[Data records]
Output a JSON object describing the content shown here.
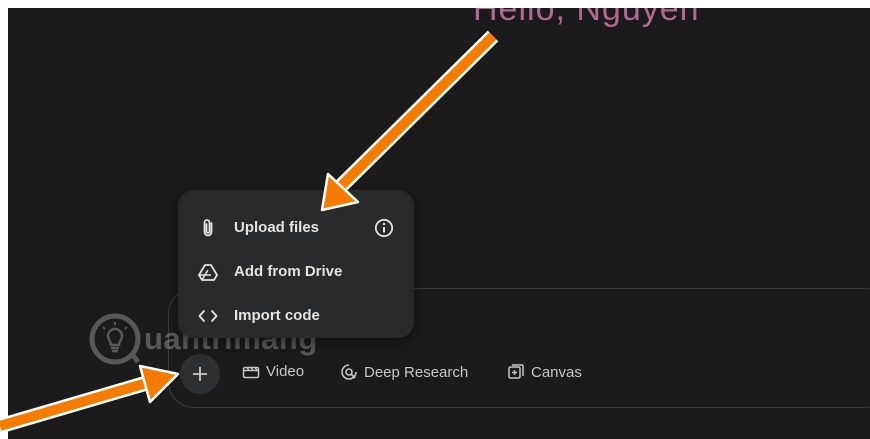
{
  "greeting": "Hello, Nguyen",
  "menu": {
    "items": [
      {
        "label": "Upload files",
        "icon": "paperclip-icon"
      },
      {
        "label": "Add from Drive",
        "icon": "drive-icon"
      },
      {
        "label": "Import code",
        "icon": "code-icon"
      }
    ],
    "info_icon": "info-icon"
  },
  "toolbar": {
    "tools": [
      {
        "label": "Video",
        "icon": "video-icon"
      },
      {
        "label": "Deep Research",
        "icon": "deep-research-icon"
      },
      {
        "label": "Canvas",
        "icon": "canvas-icon"
      }
    ]
  },
  "watermark": "uantrimang",
  "colors": {
    "background": "#1b1b1c",
    "menu": "#282a2c",
    "arrow": "#f57c00",
    "greeting": "#b3688f"
  }
}
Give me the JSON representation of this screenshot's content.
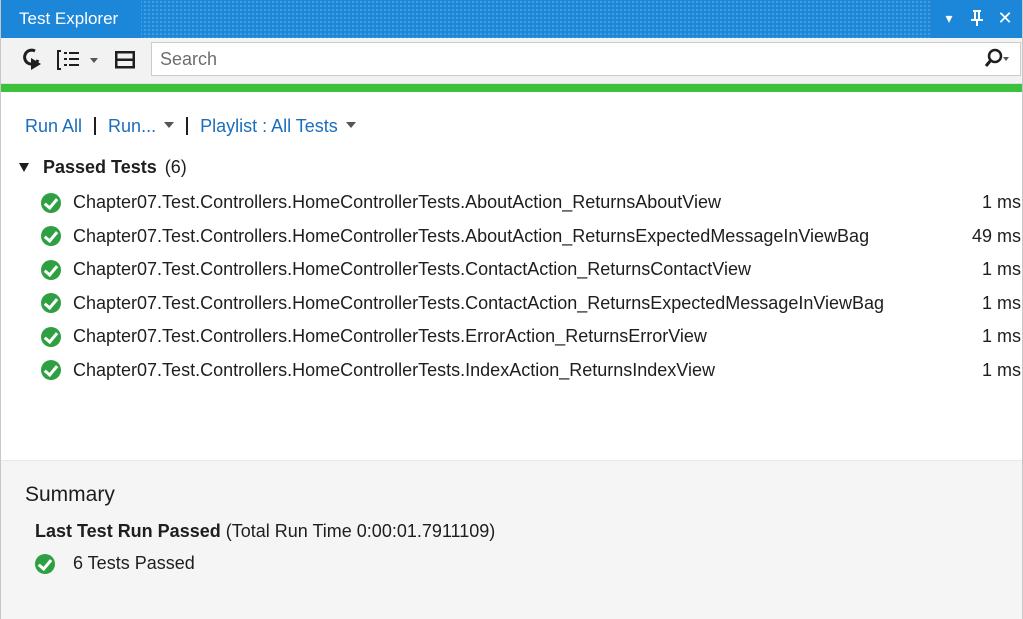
{
  "window": {
    "title": "Test Explorer",
    "title_buttons": [
      "▾",
      "⇩",
      "✕"
    ]
  },
  "toolbar": {
    "search_placeholder": "Search",
    "icons": [
      "run-tests-icon",
      "group-by-icon",
      "dropdown-icon",
      "list-view-icon",
      "search-icon"
    ]
  },
  "progress": {
    "fraction": 1.0,
    "color": "#3cc13c"
  },
  "commands": {
    "run_all": "Run All",
    "run": "Run...",
    "playlist": "Playlist : All Tests"
  },
  "group": {
    "title": "Passed Tests",
    "count": "(6)"
  },
  "tests": [
    {
      "name": "Chapter07.Test.Controllers.HomeControllerTests.AboutAction_ReturnsAboutView",
      "time": "1 ms"
    },
    {
      "name": "Chapter07.Test.Controllers.HomeControllerTests.AboutAction_ReturnsExpectedMessageInViewBag",
      "time": "49 ms"
    },
    {
      "name": "Chapter07.Test.Controllers.HomeControllerTests.ContactAction_ReturnsContactView",
      "time": "1 ms"
    },
    {
      "name": "Chapter07.Test.Controllers.HomeControllerTests.ContactAction_ReturnsExpectedMessageInViewBag",
      "time": "1 ms"
    },
    {
      "name": "Chapter07.Test.Controllers.HomeControllerTests.ErrorAction_ReturnsErrorView",
      "time": "1 ms"
    },
    {
      "name": "Chapter07.Test.Controllers.HomeControllerTests.IndexAction_ReturnsIndexView",
      "time": "1 ms"
    }
  ],
  "summary": {
    "title": "Summary",
    "last_run_label": "Last Test Run Passed",
    "last_run_detail": "(Total Run Time 0:00:01.7911109)",
    "passed_count": "6 Tests Passed"
  },
  "colors": {
    "titlebar": "#1c87d8",
    "link": "#1a6ebd",
    "pass": "#2ea043"
  }
}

### Objective
The material above must be printed exactly, with its pictures left out.

### Task output
Output a JSON object describing the content shown here.
{
  "greeting": "Hello, Nguyen",
  "menu": {
    "items": [
      {
        "label": "Upload files",
        "icon": "paperclip-icon"
      },
      {
        "label": "Add from Drive",
        "icon": "drive-icon"
      },
      {
        "label": "Import code",
        "icon": "code-icon"
      }
    ],
    "info_icon": "info-icon"
  },
  "toolbar": {
    "tools": [
      {
        "label": "Video",
        "icon": "video-icon"
      },
      {
        "label": "Deep Research",
        "icon": "deep-research-icon"
      },
      {
        "label": "Canvas",
        "icon": "canvas-icon"
      }
    ]
  },
  "watermark": "uantrimang",
  "colors": {
    "background": "#1b1b1c",
    "menu": "#282a2c",
    "arrow": "#f57c00",
    "greeting": "#b3688f"
  }
}
Give me the JSON representation of this screenshot's content.
{
  "window": {
    "title": "Test Explorer",
    "title_buttons": [
      "▾",
      "⇩",
      "✕"
    ]
  },
  "toolbar": {
    "search_placeholder": "Search",
    "icons": [
      "run-tests-icon",
      "group-by-icon",
      "dropdown-icon",
      "list-view-icon",
      "search-icon"
    ]
  },
  "progress": {
    "fraction": 1.0,
    "color": "#3cc13c"
  },
  "commands": {
    "run_all": "Run All",
    "run": "Run...",
    "playlist": "Playlist : All Tests"
  },
  "group": {
    "title": "Passed Tests",
    "count": "(6)"
  },
  "tests": [
    {
      "name": "Chapter07.Test.Controllers.HomeControllerTests.AboutAction_ReturnsAboutView",
      "time": "1 ms"
    },
    {
      "name": "Chapter07.Test.Controllers.HomeControllerTests.AboutAction_ReturnsExpectedMessageInViewBag",
      "time": "49 ms"
    },
    {
      "name": "Chapter07.Test.Controllers.HomeControllerTests.ContactAction_ReturnsContactView",
      "time": "1 ms"
    },
    {
      "name": "Chapter07.Test.Controllers.HomeControllerTests.ContactAction_ReturnsExpectedMessageInViewBag",
      "time": "1 ms"
    },
    {
      "name": "Chapter07.Test.Controllers.HomeControllerTests.ErrorAction_ReturnsErrorView",
      "time": "1 ms"
    },
    {
      "name": "Chapter07.Test.Controllers.HomeControllerTests.IndexAction_ReturnsIndexView",
      "time": "1 ms"
    }
  ],
  "summary": {
    "title": "Summary",
    "last_run_label": "Last Test Run Passed",
    "last_run_detail": "(Total Run Time 0:00:01.7911109)",
    "passed_count": "6 Tests Passed"
  },
  "colors": {
    "titlebar": "#1c87d8",
    "link": "#1a6ebd",
    "pass": "#2ea043"
  }
}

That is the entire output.